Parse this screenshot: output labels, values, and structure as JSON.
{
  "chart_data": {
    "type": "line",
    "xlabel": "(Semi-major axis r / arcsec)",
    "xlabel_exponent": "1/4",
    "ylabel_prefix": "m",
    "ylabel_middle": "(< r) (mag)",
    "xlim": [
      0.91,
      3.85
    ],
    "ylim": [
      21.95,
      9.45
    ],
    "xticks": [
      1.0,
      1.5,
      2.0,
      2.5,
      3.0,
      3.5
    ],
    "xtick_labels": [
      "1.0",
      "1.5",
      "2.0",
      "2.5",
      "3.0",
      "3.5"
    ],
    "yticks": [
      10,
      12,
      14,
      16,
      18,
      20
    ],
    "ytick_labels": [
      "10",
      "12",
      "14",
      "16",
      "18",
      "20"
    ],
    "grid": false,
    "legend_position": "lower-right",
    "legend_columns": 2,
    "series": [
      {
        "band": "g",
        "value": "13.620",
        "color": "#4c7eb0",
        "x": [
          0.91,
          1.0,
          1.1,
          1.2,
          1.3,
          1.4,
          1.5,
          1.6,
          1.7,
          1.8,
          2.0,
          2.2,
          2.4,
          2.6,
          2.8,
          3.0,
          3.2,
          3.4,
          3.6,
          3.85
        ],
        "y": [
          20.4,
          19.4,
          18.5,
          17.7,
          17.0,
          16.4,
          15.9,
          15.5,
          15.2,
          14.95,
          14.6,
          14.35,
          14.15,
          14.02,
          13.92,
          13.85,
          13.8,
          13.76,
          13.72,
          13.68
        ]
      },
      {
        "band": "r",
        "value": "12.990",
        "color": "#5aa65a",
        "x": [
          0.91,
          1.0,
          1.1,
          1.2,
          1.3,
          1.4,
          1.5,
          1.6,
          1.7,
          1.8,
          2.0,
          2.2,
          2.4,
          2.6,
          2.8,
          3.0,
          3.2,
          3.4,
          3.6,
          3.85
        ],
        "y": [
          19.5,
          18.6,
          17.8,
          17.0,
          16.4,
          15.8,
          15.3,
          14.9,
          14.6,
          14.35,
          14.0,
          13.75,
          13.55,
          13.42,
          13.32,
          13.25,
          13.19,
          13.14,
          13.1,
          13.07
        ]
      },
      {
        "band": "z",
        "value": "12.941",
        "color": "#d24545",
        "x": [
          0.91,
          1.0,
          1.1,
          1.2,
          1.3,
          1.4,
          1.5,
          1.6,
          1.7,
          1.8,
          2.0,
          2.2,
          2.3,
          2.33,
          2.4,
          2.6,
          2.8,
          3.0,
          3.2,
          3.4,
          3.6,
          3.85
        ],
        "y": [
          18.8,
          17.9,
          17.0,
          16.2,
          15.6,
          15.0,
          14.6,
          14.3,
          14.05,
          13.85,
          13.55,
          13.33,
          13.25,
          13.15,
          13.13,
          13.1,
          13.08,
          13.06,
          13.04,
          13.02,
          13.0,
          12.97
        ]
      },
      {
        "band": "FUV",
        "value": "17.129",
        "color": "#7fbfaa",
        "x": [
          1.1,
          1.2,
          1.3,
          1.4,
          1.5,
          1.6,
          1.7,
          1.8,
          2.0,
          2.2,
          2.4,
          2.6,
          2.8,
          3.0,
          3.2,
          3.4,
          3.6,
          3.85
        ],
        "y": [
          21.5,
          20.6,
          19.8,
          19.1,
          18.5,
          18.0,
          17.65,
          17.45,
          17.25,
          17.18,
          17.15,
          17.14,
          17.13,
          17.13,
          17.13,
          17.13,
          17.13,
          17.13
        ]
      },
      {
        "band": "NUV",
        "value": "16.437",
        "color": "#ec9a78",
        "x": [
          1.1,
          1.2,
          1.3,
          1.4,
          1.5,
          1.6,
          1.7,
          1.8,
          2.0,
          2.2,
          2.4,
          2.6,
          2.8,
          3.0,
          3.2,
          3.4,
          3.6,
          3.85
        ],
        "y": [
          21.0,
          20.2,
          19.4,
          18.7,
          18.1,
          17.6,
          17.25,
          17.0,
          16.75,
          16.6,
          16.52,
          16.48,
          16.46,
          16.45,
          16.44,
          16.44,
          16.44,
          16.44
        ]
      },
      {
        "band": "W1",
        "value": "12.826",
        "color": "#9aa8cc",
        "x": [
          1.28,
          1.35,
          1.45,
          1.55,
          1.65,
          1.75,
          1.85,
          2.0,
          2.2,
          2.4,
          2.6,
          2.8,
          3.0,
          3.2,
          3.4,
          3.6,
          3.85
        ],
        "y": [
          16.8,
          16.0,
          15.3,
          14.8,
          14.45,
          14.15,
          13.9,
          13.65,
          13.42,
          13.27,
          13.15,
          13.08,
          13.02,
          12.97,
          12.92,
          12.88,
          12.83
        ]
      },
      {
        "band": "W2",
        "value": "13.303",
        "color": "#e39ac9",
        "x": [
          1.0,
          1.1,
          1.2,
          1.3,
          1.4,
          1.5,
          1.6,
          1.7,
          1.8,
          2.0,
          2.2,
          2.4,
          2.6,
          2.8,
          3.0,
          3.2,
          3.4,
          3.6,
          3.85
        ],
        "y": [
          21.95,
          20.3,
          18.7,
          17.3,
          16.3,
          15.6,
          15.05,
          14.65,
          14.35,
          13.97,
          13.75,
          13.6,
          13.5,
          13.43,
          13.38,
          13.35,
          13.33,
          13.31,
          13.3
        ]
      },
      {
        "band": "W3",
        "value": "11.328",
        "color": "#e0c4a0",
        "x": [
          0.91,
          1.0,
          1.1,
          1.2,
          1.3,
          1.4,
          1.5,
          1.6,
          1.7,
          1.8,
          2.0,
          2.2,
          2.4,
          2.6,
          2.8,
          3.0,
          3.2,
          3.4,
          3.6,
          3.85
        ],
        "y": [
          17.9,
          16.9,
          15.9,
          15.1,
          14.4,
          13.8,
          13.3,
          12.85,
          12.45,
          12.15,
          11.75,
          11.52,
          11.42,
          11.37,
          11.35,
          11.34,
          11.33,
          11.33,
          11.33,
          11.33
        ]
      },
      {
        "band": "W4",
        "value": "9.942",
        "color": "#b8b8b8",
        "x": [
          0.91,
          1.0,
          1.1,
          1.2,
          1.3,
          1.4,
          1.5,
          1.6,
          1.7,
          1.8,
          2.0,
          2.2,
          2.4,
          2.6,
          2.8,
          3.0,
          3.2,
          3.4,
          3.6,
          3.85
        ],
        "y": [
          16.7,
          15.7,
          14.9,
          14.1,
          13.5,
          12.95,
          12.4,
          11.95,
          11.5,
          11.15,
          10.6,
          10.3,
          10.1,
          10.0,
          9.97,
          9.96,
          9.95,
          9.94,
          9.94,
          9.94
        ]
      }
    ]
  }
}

- - -

■ **REQUIRED WORK**
Write the whole listing out again. Keep every line exactly as it is.

■ **THE COMPLETED TASK**
Parse this screenshot: output labels, values, and structure as JSON.
{
  "chart_data": {
    "type": "line",
    "xlabel": "(Semi-major axis r / arcsec)",
    "xlabel_exponent": "1/4",
    "ylabel_prefix": "m",
    "ylabel_middle": "(< r) (mag)",
    "xlim": [
      0.91,
      3.85
    ],
    "ylim": [
      21.95,
      9.45
    ],
    "xticks": [
      1.0,
      1.5,
      2.0,
      2.5,
      3.0,
      3.5
    ],
    "xtick_labels": [
      "1.0",
      "1.5",
      "2.0",
      "2.5",
      "3.0",
      "3.5"
    ],
    "yticks": [
      10,
      12,
      14,
      16,
      18,
      20
    ],
    "ytick_labels": [
      "10",
      "12",
      "14",
      "16",
      "18",
      "20"
    ],
    "grid": false,
    "legend_position": "lower-right",
    "legend_columns": 2,
    "series": [
      {
        "band": "g",
        "value": "13.620",
        "color": "#4c7eb0",
        "x": [
          0.91,
          1.0,
          1.1,
          1.2,
          1.3,
          1.4,
          1.5,
          1.6,
          1.7,
          1.8,
          2.0,
          2.2,
          2.4,
          2.6,
          2.8,
          3.0,
          3.2,
          3.4,
          3.6,
          3.85
        ],
        "y": [
          20.4,
          19.4,
          18.5,
          17.7,
          17.0,
          16.4,
          15.9,
          15.5,
          15.2,
          14.95,
          14.6,
          14.35,
          14.15,
          14.02,
          13.92,
          13.85,
          13.8,
          13.76,
          13.72,
          13.68
        ]
      },
      {
        "band": "r",
        "value": "12.990",
        "color": "#5aa65a",
        "x": [
          0.91,
          1.0,
          1.1,
          1.2,
          1.3,
          1.4,
          1.5,
          1.6,
          1.7,
          1.8,
          2.0,
          2.2,
          2.4,
          2.6,
          2.8,
          3.0,
          3.2,
          3.4,
          3.6,
          3.85
        ],
        "y": [
          19.5,
          18.6,
          17.8,
          17.0,
          16.4,
          15.8,
          15.3,
          14.9,
          14.6,
          14.35,
          14.0,
          13.75,
          13.55,
          13.42,
          13.32,
          13.25,
          13.19,
          13.14,
          13.1,
          13.07
        ]
      },
      {
        "band": "z",
        "value": "12.941",
        "color": "#d24545",
        "x": [
          0.91,
          1.0,
          1.1,
          1.2,
          1.3,
          1.4,
          1.5,
          1.6,
          1.7,
          1.8,
          2.0,
          2.2,
          2.3,
          2.33,
          2.4,
          2.6,
          2.8,
          3.0,
          3.2,
          3.4,
          3.6,
          3.85
        ],
        "y": [
          18.8,
          17.9,
          17.0,
          16.2,
          15.6,
          15.0,
          14.6,
          14.3,
          14.05,
          13.85,
          13.55,
          13.33,
          13.25,
          13.15,
          13.13,
          13.1,
          13.08,
          13.06,
          13.04,
          13.02,
          13.0,
          12.97
        ]
      },
      {
        "band": "FUV",
        "value": "17.129",
        "color": "#7fbfaa",
        "x": [
          1.1,
          1.2,
          1.3,
          1.4,
          1.5,
          1.6,
          1.7,
          1.8,
          2.0,
          2.2,
          2.4,
          2.6,
          2.8,
          3.0,
          3.2,
          3.4,
          3.6,
          3.85
        ],
        "y": [
          21.5,
          20.6,
          19.8,
          19.1,
          18.5,
          18.0,
          17.65,
          17.45,
          17.25,
          17.18,
          17.15,
          17.14,
          17.13,
          17.13,
          17.13,
          17.13,
          17.13,
          17.13
        ]
      },
      {
        "band": "NUV",
        "value": "16.437",
        "color": "#ec9a78",
        "x": [
          1.1,
          1.2,
          1.3,
          1.4,
          1.5,
          1.6,
          1.7,
          1.8,
          2.0,
          2.2,
          2.4,
          2.6,
          2.8,
          3.0,
          3.2,
          3.4,
          3.6,
          3.85
        ],
        "y": [
          21.0,
          20.2,
          19.4,
          18.7,
          18.1,
          17.6,
          17.25,
          17.0,
          16.75,
          16.6,
          16.52,
          16.48,
          16.46,
          16.45,
          16.44,
          16.44,
          16.44,
          16.44
        ]
      },
      {
        "band": "W1",
        "value": "12.826",
        "color": "#9aa8cc",
        "x": [
          1.28,
          1.35,
          1.45,
          1.55,
          1.65,
          1.75,
          1.85,
          2.0,
          2.2,
          2.4,
          2.6,
          2.8,
          3.0,
          3.2,
          3.4,
          3.6,
          3.85
        ],
        "y": [
          16.8,
          16.0,
          15.3,
          14.8,
          14.45,
          14.15,
          13.9,
          13.65,
          13.42,
          13.27,
          13.15,
          13.08,
          13.02,
          12.97,
          12.92,
          12.88,
          12.83
        ]
      },
      {
        "band": "W2",
        "value": "13.303",
        "color": "#e39ac9",
        "x": [
          1.0,
          1.1,
          1.2,
          1.3,
          1.4,
          1.5,
          1.6,
          1.7,
          1.8,
          2.0,
          2.2,
          2.4,
          2.6,
          2.8,
          3.0,
          3.2,
          3.4,
          3.6,
          3.85
        ],
        "y": [
          21.95,
          20.3,
          18.7,
          17.3,
          16.3,
          15.6,
          15.05,
          14.65,
          14.35,
          13.97,
          13.75,
          13.6,
          13.5,
          13.43,
          13.38,
          13.35,
          13.33,
          13.31,
          13.3
        ]
      },
      {
        "band": "W3",
        "value": "11.328",
        "color": "#e0c4a0",
        "x": [
          0.91,
          1.0,
          1.1,
          1.2,
          1.3,
          1.4,
          1.5,
          1.6,
          1.7,
          1.8,
          2.0,
          2.2,
          2.4,
          2.6,
          2.8,
          3.0,
          3.2,
          3.4,
          3.6,
          3.85
        ],
        "y": [
          17.9,
          16.9,
          15.9,
          15.1,
          14.4,
          13.8,
          13.3,
          12.85,
          12.45,
          12.15,
          11.75,
          11.52,
          11.42,
          11.37,
          11.35,
          11.34,
          11.33,
          11.33,
          11.33,
          11.33
        ]
      },
      {
        "band": "W4",
        "value": "9.942",
        "color": "#b8b8b8",
        "x": [
          0.91,
          1.0,
          1.1,
          1.2,
          1.3,
          1.4,
          1.5,
          1.6,
          1.7,
          1.8,
          2.0,
          2.2,
          2.4,
          2.6,
          2.8,
          3.0,
          3.2,
          3.4,
          3.6,
          3.85
        ],
        "y": [
          16.7,
          15.7,
          14.9,
          14.1,
          13.5,
          12.95,
          12.4,
          11.95,
          11.5,
          11.15,
          10.6,
          10.3,
          10.1,
          10.0,
          9.97,
          9.96,
          9.95,
          9.94,
          9.94,
          9.94
        ]
      }
    ]
  }
}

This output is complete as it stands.